Given text -
------------

You are viewing a plain text version of this content. The canonical link for it is here.

Posted to users@nifi.apache.org by John Burns <jz...@gmail.com> on 2016/02/21 21:04:09 UTC

ExtractText Processor

Hi,

I'm using ExtractText processor to monitor a website for specific content
terms and log matches to a database. However, according to the documents on
ExtractText ".....If the Regular Expression matches more than once, only
the first match will be used"

Do I understand this correctly as meaning that only the first regex match
of a given term will be captured (as opposed to how grep works for
example). I want to capture all occurrences of the match not just the first.

Any help would be appreciated.

Many thanks

John

Re: ExtractText Processor

Posted by Conrad Crampton <co...@SecData.com>.

Hi,
I don’t think you can do what you want to using ExtractText processor.
The relevant section of the code

if (matcher.find())  Line 320 (v0.4.1) ExtractText.java (I would have included more of this to put in context but got blocked by email filtering)

Because matcher.find() is used it will only match once. To get each match of the repeated group, it would have to be in a while (matcher.find()) …. with each matching group returned with matcher.group() call.

Unless someone else can suggest anything different, I would say you would have to write your own custom processor for this (or extend ExtractText processor with another property for repeating groups and have a different part of code run if set which uses while matcher.find()

------------

Dataset excerpt:
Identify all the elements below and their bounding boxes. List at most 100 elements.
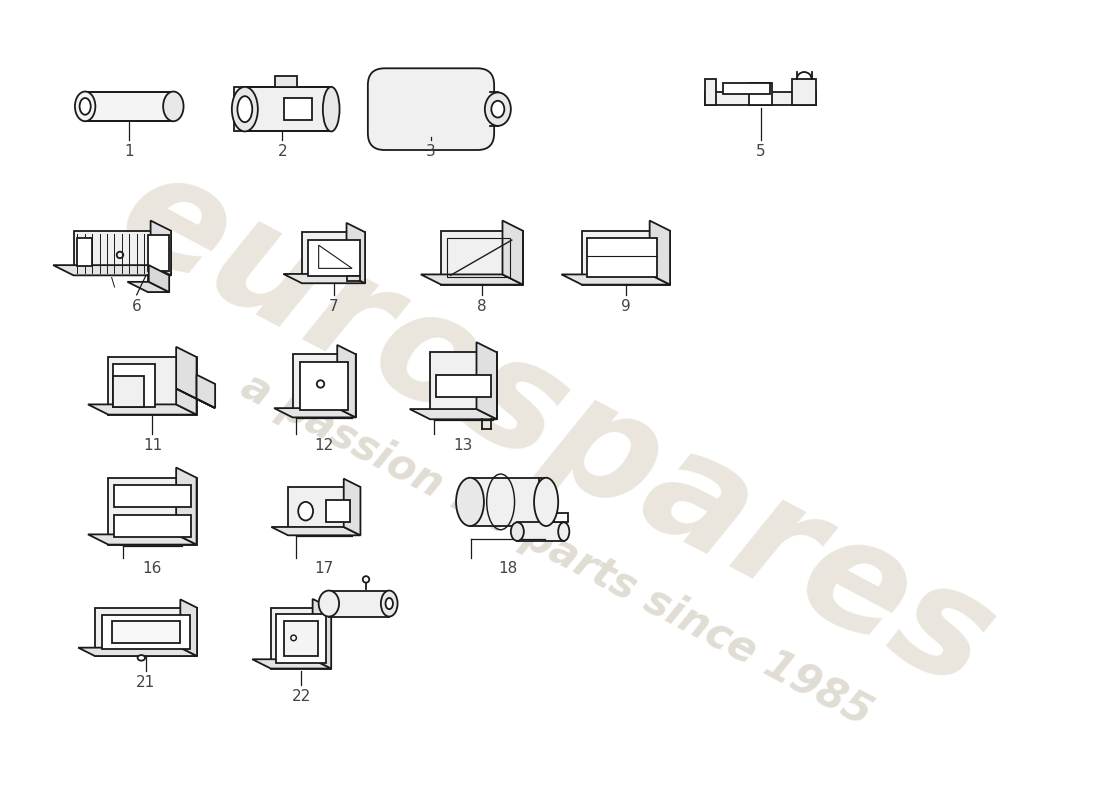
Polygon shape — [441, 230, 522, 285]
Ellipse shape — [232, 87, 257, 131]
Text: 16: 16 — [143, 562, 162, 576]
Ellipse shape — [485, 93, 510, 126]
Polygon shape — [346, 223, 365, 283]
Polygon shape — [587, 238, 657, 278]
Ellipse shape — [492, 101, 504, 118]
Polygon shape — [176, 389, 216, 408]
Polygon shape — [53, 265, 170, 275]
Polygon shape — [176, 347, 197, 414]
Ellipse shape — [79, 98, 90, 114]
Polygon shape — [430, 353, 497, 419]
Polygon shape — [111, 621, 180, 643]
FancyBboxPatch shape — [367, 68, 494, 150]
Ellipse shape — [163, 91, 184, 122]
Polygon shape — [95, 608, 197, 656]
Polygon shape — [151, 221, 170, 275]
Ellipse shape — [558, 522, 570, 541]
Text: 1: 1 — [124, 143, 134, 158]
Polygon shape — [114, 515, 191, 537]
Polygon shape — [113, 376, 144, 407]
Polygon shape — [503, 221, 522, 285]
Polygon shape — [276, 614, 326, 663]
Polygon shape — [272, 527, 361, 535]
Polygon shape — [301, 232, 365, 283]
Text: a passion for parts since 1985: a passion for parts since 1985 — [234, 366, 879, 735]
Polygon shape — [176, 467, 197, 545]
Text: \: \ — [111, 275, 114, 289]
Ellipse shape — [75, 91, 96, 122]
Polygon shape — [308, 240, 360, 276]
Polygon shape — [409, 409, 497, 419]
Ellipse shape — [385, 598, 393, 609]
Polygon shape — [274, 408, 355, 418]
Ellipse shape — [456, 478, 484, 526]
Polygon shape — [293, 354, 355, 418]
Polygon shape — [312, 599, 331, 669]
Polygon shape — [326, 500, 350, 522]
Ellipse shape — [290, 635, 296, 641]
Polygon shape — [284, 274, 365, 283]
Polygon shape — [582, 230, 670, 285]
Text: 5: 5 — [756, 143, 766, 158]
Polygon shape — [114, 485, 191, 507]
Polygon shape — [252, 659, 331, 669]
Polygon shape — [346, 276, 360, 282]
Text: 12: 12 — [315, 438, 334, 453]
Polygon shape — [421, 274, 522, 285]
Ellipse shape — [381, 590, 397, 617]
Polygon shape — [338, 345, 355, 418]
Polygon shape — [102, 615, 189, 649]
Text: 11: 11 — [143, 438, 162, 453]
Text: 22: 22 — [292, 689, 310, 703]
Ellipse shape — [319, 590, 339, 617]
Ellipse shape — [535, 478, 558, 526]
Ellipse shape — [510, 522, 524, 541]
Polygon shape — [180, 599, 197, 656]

------------

Your task - Retype the portion of the ExtractText thread that begins with the words containing "Re: ExtractText Processor" and ends with "by email filtering)".

Correct output -
Re: ExtractText Processor

Posted by Conrad Crampton <co...@SecData.com>.

Hi,
I don’t think you can do what you want to using ExtractText processor.
The relevant section of the code

if (matcher.find())  Line 320 (v0.4.1) ExtractText.java (I would have included more of this to put in context but got blocked by email filtering)